**Description of the task:** Which lines of the data contain the string "Inflation"? Copy every one.

Data entries for graphics
*** Block opens ***

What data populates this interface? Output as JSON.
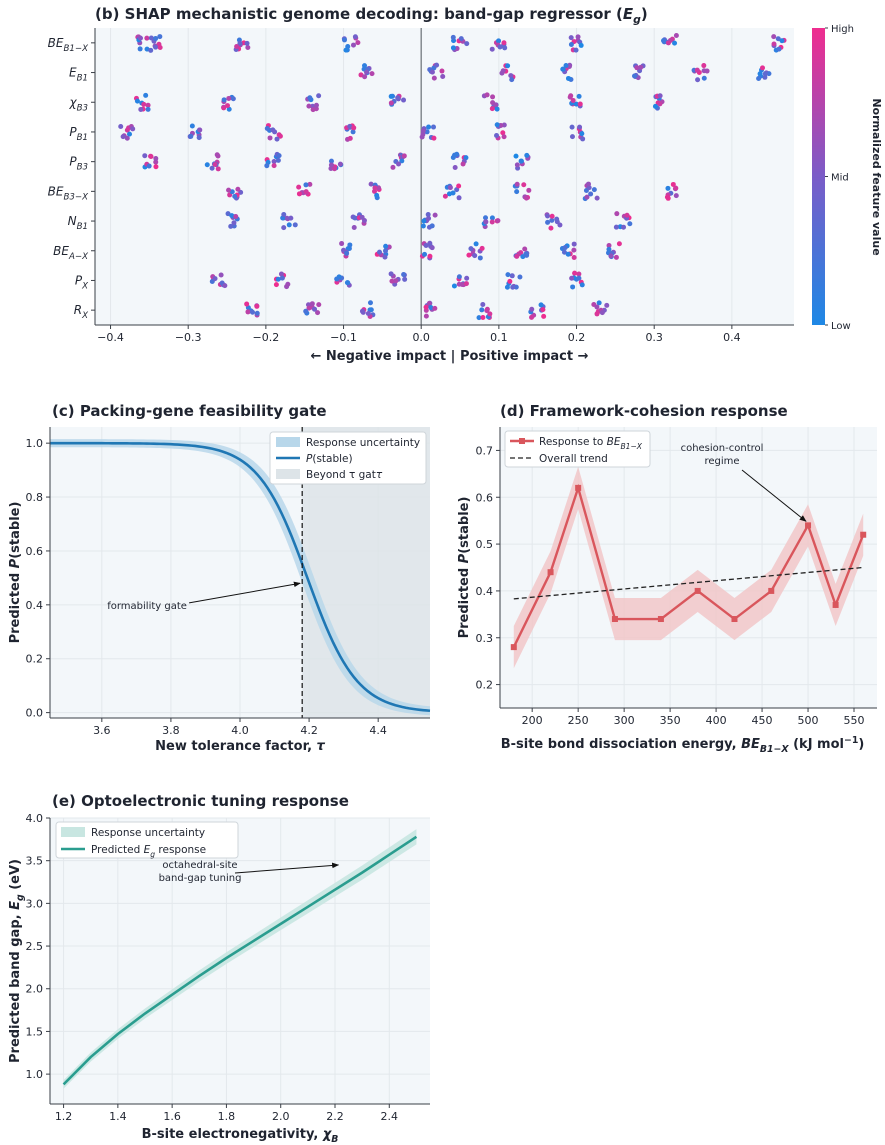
{
  "colors": {
    "panel_bg": "#f3f7fa",
    "grid": "#e3e8ec",
    "axis": "#3a3f47",
    "low": "#1e88e5",
    "mid": "#7b5cc8",
    "high": "#ef2d8f",
    "blue_line": "#1f77b4",
    "blue_band": "#b8d7ea",
    "gate_shade": "#dde4e8",
    "red_line": "#d9565c",
    "red_band": "#f1c7c8",
    "teal_line": "#2a9d8f",
    "teal_band": "#c8e6e1"
  },
  "chart_data": [
    {
      "id": "b",
      "type": "scatter",
      "title": "(b) SHAP mechanistic genome decoding: band-gap regressor (",
      "title_var": "E",
      "title_sub": "g",
      "title_end": ")",
      "xlabel": "← Negative impact  |  Positive impact →",
      "xlim": [
        -0.42,
        0.48
      ],
      "xticks": [
        -0.4,
        -0.3,
        -0.2,
        -0.1,
        0.0,
        0.1,
        0.2,
        0.3,
        0.4
      ],
      "xtick_labels": [
        "−0.4",
        "−0.3",
        "−0.2",
        "−0.1",
        "0.0",
        "0.1",
        "0.2",
        "0.3",
        "0.4"
      ],
      "features": [
        {
          "label": "BE",
          "sub": "B1−X",
          "clusters": [
            -0.36,
            -0.34,
            -0.23,
            -0.09,
            0.05,
            0.1,
            0.2,
            0.32,
            0.46
          ]
        },
        {
          "label": "E",
          "sub": "B1",
          "clusters": [
            -0.07,
            0.02,
            0.11,
            0.19,
            0.28,
            0.36,
            0.44
          ]
        },
        {
          "label": "χ",
          "sub": "B3",
          "clusters": [
            -0.36,
            -0.25,
            -0.14,
            -0.03,
            0.09,
            0.2,
            0.31
          ]
        },
        {
          "label": "P",
          "sub": "B1",
          "clusters": [
            -0.38,
            -0.29,
            -0.19,
            -0.09,
            0.01,
            0.1,
            0.2
          ]
        },
        {
          "label": "P",
          "sub": "B3",
          "clusters": [
            -0.35,
            -0.27,
            -0.19,
            -0.11,
            -0.03,
            0.05,
            0.13
          ]
        },
        {
          "label": "BE",
          "sub": "B3−X",
          "clusters": [
            -0.24,
            -0.15,
            -0.06,
            0.04,
            0.13,
            0.22,
            0.32
          ]
        },
        {
          "label": "N",
          "sub": "B1",
          "clusters": [
            -0.24,
            -0.17,
            -0.08,
            0.01,
            0.09,
            0.17,
            0.26
          ]
        },
        {
          "label": "BE",
          "sub": "A−X",
          "clusters": [
            -0.1,
            -0.05,
            0.01,
            0.07,
            0.13,
            0.19,
            0.25
          ]
        },
        {
          "label": "P",
          "sub": "X",
          "clusters": [
            -0.26,
            -0.18,
            -0.1,
            -0.03,
            0.05,
            0.12,
            0.2
          ]
        },
        {
          "label": "R",
          "sub": "X",
          "clusters": [
            -0.22,
            -0.14,
            -0.07,
            0.01,
            0.08,
            0.15,
            0.23
          ]
        }
      ],
      "colorbar": {
        "label": "Normalized feature value",
        "ticks": [
          "High",
          "Mid",
          "Low"
        ]
      }
    },
    {
      "id": "c",
      "type": "line",
      "title": "(c) Packing-gene feasibility gate",
      "xlabel": "New tolerance factor, ",
      "xlabel_var": "τ",
      "ylabel": "Predicted ",
      "ylabel_var": "P",
      "ylabel_end": "(stable)",
      "xlim": [
        3.45,
        4.55
      ],
      "ylim": [
        -0.02,
        1.06
      ],
      "xticks": [
        3.6,
        3.8,
        4.0,
        4.2,
        4.4
      ],
      "xtick_labels": [
        "3.6",
        "3.8",
        "4.0",
        "4.2",
        "4.4"
      ],
      "yticks": [
        0.0,
        0.2,
        0.4,
        0.6,
        0.8,
        1.0
      ],
      "ytick_labels": [
        "0.0",
        "0.2",
        "0.4",
        "0.6",
        "0.8",
        "1.0"
      ],
      "logistic": {
        "x0": 4.195,
        "k": 14.0
      },
      "gate_x": 4.18,
      "legend": [
        "Response uncertainty",
        "P(stable)",
        "Beyond τ gate"
      ],
      "legend_var": [
        "",
        "P",
        "τ"
      ],
      "annotation": {
        "text": "formability gate",
        "x": 3.76,
        "y": 0.4,
        "arrow_to": [
          4.18,
          0.48
        ]
      }
    },
    {
      "id": "d",
      "type": "line",
      "title": "(d) Framework-cohesion response",
      "xlabel": "B-site bond dissociation energy, ",
      "xlabel_var": "BE",
      "xlabel_sub": "B1−X",
      "xlabel_end": " (kJ mol",
      "xlabel_sup": "−1",
      "xlabel_close": ")",
      "ylabel": "Predicted ",
      "ylabel_var": "P",
      "ylabel_end": "(stable)",
      "xlim": [
        165,
        575
      ],
      "ylim": [
        0.15,
        0.75
      ],
      "xticks": [
        200,
        250,
        300,
        350,
        400,
        450,
        500,
        550
      ],
      "xtick_labels": [
        "200",
        "250",
        "300",
        "350",
        "400",
        "450",
        "500",
        "550"
      ],
      "yticks": [
        0.2,
        0.3,
        0.4,
        0.5,
        0.6,
        0.7
      ],
      "ytick_labels": [
        "0.2",
        "0.3",
        "0.4",
        "0.5",
        "0.6",
        "0.7"
      ],
      "x": [
        180,
        220,
        250,
        290,
        340,
        380,
        420,
        460,
        500,
        530,
        560
      ],
      "y": [
        0.28,
        0.44,
        0.62,
        0.34,
        0.34,
        0.4,
        0.34,
        0.4,
        0.54,
        0.37,
        0.52
      ],
      "trend": {
        "x": [
          180,
          560
        ],
        "y": [
          0.383,
          0.45
        ]
      },
      "legend": [
        "Response to ",
        "Overall trend"
      ],
      "legend_var": "BE",
      "legend_sub": "B1−X",
      "annotation": {
        "line1": "cohesion-control",
        "line2": "regime",
        "arrow_to": [
          500,
          0.54
        ]
      }
    },
    {
      "id": "e",
      "type": "line",
      "title": "(e) Optoelectronic tuning response",
      "xlabel": "B-site electronegativity, ",
      "xlabel_var": "χ",
      "xlabel_sub": "B",
      "ylabel": "Predicted band gap, ",
      "ylabel_var": "E",
      "ylabel_sub": "g",
      "ylabel_end": " (eV)",
      "xlim": [
        1.15,
        2.55
      ],
      "ylim": [
        0.65,
        4.0
      ],
      "xticks": [
        1.2,
        1.4,
        1.6,
        1.8,
        2.0,
        2.2,
        2.4
      ],
      "xtick_labels": [
        "1.2",
        "1.4",
        "1.6",
        "1.8",
        "2.0",
        "2.2",
        "2.4"
      ],
      "yticks": [
        1.0,
        1.5,
        2.0,
        2.5,
        3.0,
        3.5,
        4.0
      ],
      "ytick_labels": [
        "1.0",
        "1.5",
        "2.0",
        "2.5",
        "3.0",
        "3.5",
        "4.0"
      ],
      "x": [
        1.2,
        1.3,
        1.4,
        1.5,
        1.6,
        1.7,
        1.8,
        1.9,
        2.0,
        2.1,
        2.2,
        2.3,
        2.4,
        2.5
      ],
      "y": [
        0.88,
        1.2,
        1.47,
        1.71,
        1.93,
        2.15,
        2.36,
        2.56,
        2.76,
        2.96,
        3.16,
        3.36,
        3.57,
        3.78
      ],
      "legend": [
        "Response uncertainty",
        "Predicted ",
        " response"
      ],
      "legend_var": "E",
      "legend_sub": "g",
      "annotation": {
        "line1": "octahedral-site",
        "line2": "band-gap tuning",
        "arrow_to": [
          2.22,
          3.45
        ]
      }
    }
  ]
}
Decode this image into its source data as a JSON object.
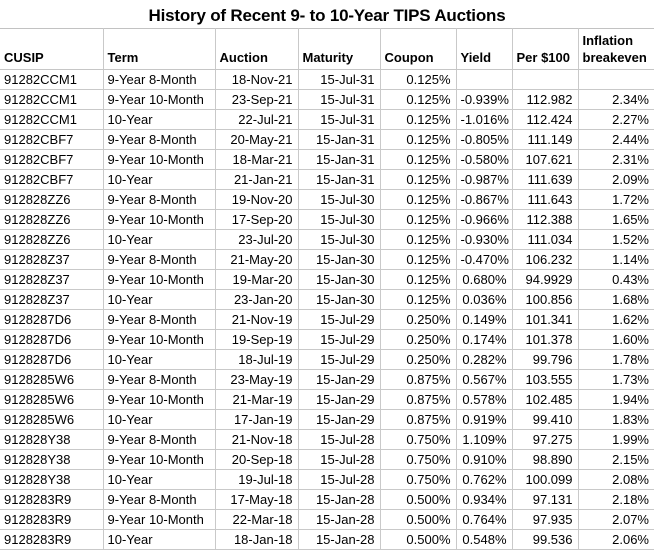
{
  "chart_data": {
    "type": "table",
    "title": "History of Recent 9- to 10-Year TIPS Auctions",
    "columns": [
      {
        "id": "cusip",
        "label": "CUSIP",
        "align": "left"
      },
      {
        "id": "term",
        "label": "Term",
        "align": "left"
      },
      {
        "id": "auction",
        "label": "Auction",
        "align": "right"
      },
      {
        "id": "maturity",
        "label": "Maturity",
        "align": "right"
      },
      {
        "id": "coupon",
        "label": "Coupon",
        "align": "right"
      },
      {
        "id": "yield",
        "label": "Yield",
        "align": "right"
      },
      {
        "id": "per-100",
        "label": "Per $100",
        "align": "right"
      },
      {
        "id": "breakeven",
        "label": "Inflation breakeven",
        "align": "right"
      }
    ],
    "rows": [
      [
        "91282CCM1",
        "9-Year 8-Month",
        "18-Nov-21",
        "15-Jul-31",
        "0.125%",
        "",
        "",
        ""
      ],
      [
        "91282CCM1",
        "9-Year 10-Month",
        "23-Sep-21",
        "15-Jul-31",
        "0.125%",
        "-0.939%",
        "112.982",
        "2.34%"
      ],
      [
        "91282CCM1",
        "10-Year",
        "22-Jul-21",
        "15-Jul-31",
        "0.125%",
        "-1.016%",
        "112.424",
        "2.27%"
      ],
      [
        "91282CBF7",
        "9-Year 8-Month",
        "20-May-21",
        "15-Jan-31",
        "0.125%",
        "-0.805%",
        "111.149",
        "2.44%"
      ],
      [
        "91282CBF7",
        "9-Year 10-Month",
        "18-Mar-21",
        "15-Jan-31",
        "0.125%",
        "-0.580%",
        "107.621",
        "2.31%"
      ],
      [
        "91282CBF7",
        "10-Year",
        "21-Jan-21",
        "15-Jan-31",
        "0.125%",
        "-0.987%",
        "111.639",
        "2.09%"
      ],
      [
        "912828ZZ6",
        "9-Year 8-Month",
        "19-Nov-20",
        "15-Jul-30",
        "0.125%",
        "-0.867%",
        "111.643",
        "1.72%"
      ],
      [
        "912828ZZ6",
        "9-Year 10-Month",
        "17-Sep-20",
        "15-Jul-30",
        "0.125%",
        "-0.966%",
        "112.388",
        "1.65%"
      ],
      [
        "912828ZZ6",
        "10-Year",
        "23-Jul-20",
        "15-Jul-30",
        "0.125%",
        "-0.930%",
        "111.034",
        "1.52%"
      ],
      [
        "912828Z37",
        "9-Year 8-Month",
        "21-May-20",
        "15-Jan-30",
        "0.125%",
        "-0.470%",
        "106.232",
        "1.14%"
      ],
      [
        "912828Z37",
        "9-Year 10-Month",
        "19-Mar-20",
        "15-Jan-30",
        "0.125%",
        "0.680%",
        "94.9929",
        "0.43%"
      ],
      [
        "912828Z37",
        "10-Year",
        "23-Jan-20",
        "15-Jan-30",
        "0.125%",
        "0.036%",
        "100.856",
        "1.68%"
      ],
      [
        "9128287D6",
        "9-Year 8-Month",
        "21-Nov-19",
        "15-Jul-29",
        "0.250%",
        "0.149%",
        "101.341",
        "1.62%"
      ],
      [
        "9128287D6",
        "9-Year 10-Month",
        "19-Sep-19",
        "15-Jul-29",
        "0.250%",
        "0.174%",
        "101.378",
        "1.60%"
      ],
      [
        "9128287D6",
        "10-Year",
        "18-Jul-19",
        "15-Jul-29",
        "0.250%",
        "0.282%",
        "99.796",
        "1.78%"
      ],
      [
        "9128285W6",
        "9-Year 8-Month",
        "23-May-19",
        "15-Jan-29",
        "0.875%",
        "0.567%",
        "103.555",
        "1.73%"
      ],
      [
        "9128285W6",
        "9-Year 10-Month",
        "21-Mar-19",
        "15-Jan-29",
        "0.875%",
        "0.578%",
        "102.485",
        "1.94%"
      ],
      [
        "9128285W6",
        "10-Year",
        "17-Jan-19",
        "15-Jan-29",
        "0.875%",
        "0.919%",
        "99.410",
        "1.83%"
      ],
      [
        "912828Y38",
        "9-Year 8-Month",
        "21-Nov-18",
        "15-Jul-28",
        "0.750%",
        "1.109%",
        "97.275",
        "1.99%"
      ],
      [
        "912828Y38",
        "9-Year 10-Month",
        "20-Sep-18",
        "15-Jul-28",
        "0.750%",
        "0.910%",
        "98.890",
        "2.15%"
      ],
      [
        "912828Y38",
        "10-Year",
        "19-Jul-18",
        "15-Jul-28",
        "0.750%",
        "0.762%",
        "100.099",
        "2.08%"
      ],
      [
        "9128283R9",
        "9-Year 8-Month",
        "17-May-18",
        "15-Jan-28",
        "0.500%",
        "0.934%",
        "97.131",
        "2.18%"
      ],
      [
        "9128283R9",
        "9-Year 10-Month",
        "22-Mar-18",
        "15-Jan-28",
        "0.500%",
        "0.764%",
        "97.935",
        "2.07%"
      ],
      [
        "9128283R9",
        "10-Year",
        "18-Jan-18",
        "15-Jan-28",
        "0.500%",
        "0.548%",
        "99.536",
        "2.06%"
      ]
    ],
    "colors": {
      "text": "#000000",
      "gridline": "#c9c9c9",
      "background": "#ffffff"
    },
    "layout_hints": {
      "grid": "on",
      "header_rows": 1,
      "notes": "first data row has empty Yield, Per $100 and Inflation breakeven cells"
    }
  }
}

*** Block closes ***

**Solution:**
        "label": "Inflation breakeven",
      "notes": "first data row has empty Yield, Per $100 and Inflation breakeven cells"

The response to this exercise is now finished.